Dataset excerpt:
################
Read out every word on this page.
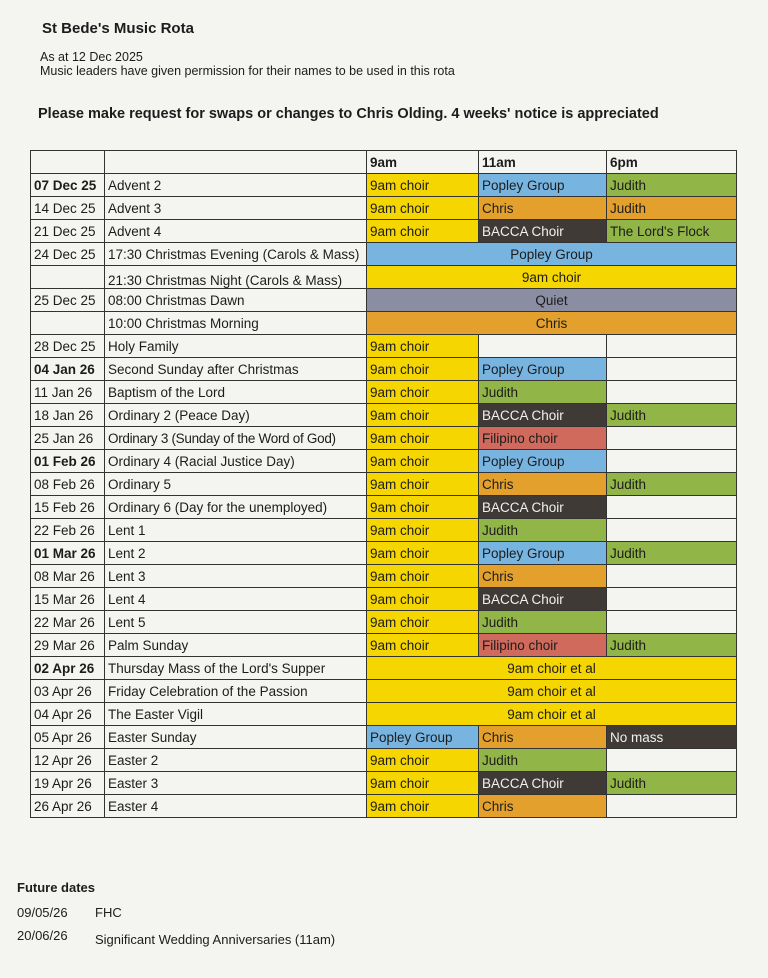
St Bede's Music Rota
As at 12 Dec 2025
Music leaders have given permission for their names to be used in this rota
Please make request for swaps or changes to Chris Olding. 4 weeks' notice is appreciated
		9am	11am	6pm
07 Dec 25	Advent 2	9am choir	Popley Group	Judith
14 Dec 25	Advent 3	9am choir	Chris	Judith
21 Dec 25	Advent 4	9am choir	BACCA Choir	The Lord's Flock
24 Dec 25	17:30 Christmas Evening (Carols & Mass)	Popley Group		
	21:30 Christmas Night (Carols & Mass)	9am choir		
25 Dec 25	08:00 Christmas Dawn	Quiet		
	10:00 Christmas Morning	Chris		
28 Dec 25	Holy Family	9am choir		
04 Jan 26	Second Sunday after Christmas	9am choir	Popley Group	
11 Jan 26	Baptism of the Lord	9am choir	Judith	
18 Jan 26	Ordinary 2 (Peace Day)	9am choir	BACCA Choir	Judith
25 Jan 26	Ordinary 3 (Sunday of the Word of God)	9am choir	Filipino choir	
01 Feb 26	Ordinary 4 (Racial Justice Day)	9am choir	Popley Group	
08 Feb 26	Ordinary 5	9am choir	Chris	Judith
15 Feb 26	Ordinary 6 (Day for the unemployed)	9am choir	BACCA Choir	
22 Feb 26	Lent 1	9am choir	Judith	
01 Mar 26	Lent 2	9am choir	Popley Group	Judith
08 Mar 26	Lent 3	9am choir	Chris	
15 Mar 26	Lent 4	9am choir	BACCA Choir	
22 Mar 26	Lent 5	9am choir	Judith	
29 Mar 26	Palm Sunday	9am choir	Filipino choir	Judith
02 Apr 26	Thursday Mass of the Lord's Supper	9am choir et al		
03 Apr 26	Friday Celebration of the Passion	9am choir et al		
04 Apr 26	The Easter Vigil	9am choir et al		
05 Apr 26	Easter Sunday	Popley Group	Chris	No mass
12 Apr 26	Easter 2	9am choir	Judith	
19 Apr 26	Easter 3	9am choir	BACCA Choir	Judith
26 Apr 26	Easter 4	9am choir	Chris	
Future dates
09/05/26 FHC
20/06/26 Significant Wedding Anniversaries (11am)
################
PROBLEM STATEMENT: Retype every record above exactly as written, but leave out the pictures.

RESULT OF THE TASK:
Read out every word on this page.
St Bede's Music Rota
As at 12 Dec 2025
Music leaders have given permission for their names to be used in this rota
Please make request for swaps or changes to Chris Olding. 4 weeks' notice is appreciated
		9am	11am	6pm
07 Dec 25	Advent 2	9am choir	Popley Group	Judith
14 Dec 25	Advent 3	9am choir	Chris	Judith
21 Dec 25	Advent 4	9am choir	BACCA Choir	The Lord's Flock
24 Dec 25	17:30 Christmas Evening (Carols & Mass)	Popley Group		
	21:30 Christmas Night (Carols & Mass)	9am choir		
25 Dec 25	08:00 Christmas Dawn	Quiet		
	10:00 Christmas Morning	Chris		
28 Dec 25	Holy Family	9am choir		
04 Jan 26	Second Sunday after Christmas	9am choir	Popley Group	
11 Jan 26	Baptism of the Lord	9am choir	Judith	
18 Jan 26	Ordinary 2 (Peace Day)	9am choir	BACCA Choir	Judith
25 Jan 26	Ordinary 3 (Sunday of the Word of God)	9am choir	Filipino choir	
01 Feb 26	Ordinary 4 (Racial Justice Day)	9am choir	Popley Group	
08 Feb 26	Ordinary 5	9am choir	Chris	Judith
15 Feb 26	Ordinary 6 (Day for the unemployed)	9am choir	BACCA Choir	
22 Feb 26	Lent 1	9am choir	Judith	
01 Mar 26	Lent 2	9am choir	Popley Group	Judith
08 Mar 26	Lent 3	9am choir	Chris	
15 Mar 26	Lent 4	9am choir	BACCA Choir	
22 Mar 26	Lent 5	9am choir	Judith	
29 Mar 26	Palm Sunday	9am choir	Filipino choir	Judith
02 Apr 26	Thursday Mass of the Lord's Supper	9am choir et al		
03 Apr 26	Friday Celebration of the Passion	9am choir et al		
04 Apr 26	The Easter Vigil	9am choir et al		
05 Apr 26	Easter Sunday	Popley Group	Chris	No mass
12 Apr 26	Easter 2	9am choir	Judith	
19 Apr 26	Easter 3	9am choir	BACCA Choir	Judith
26 Apr 26	Easter 4	9am choir	Chris	
Future dates
09/05/26 FHC
20/06/26 Significant Wedding Anniversaries (11am)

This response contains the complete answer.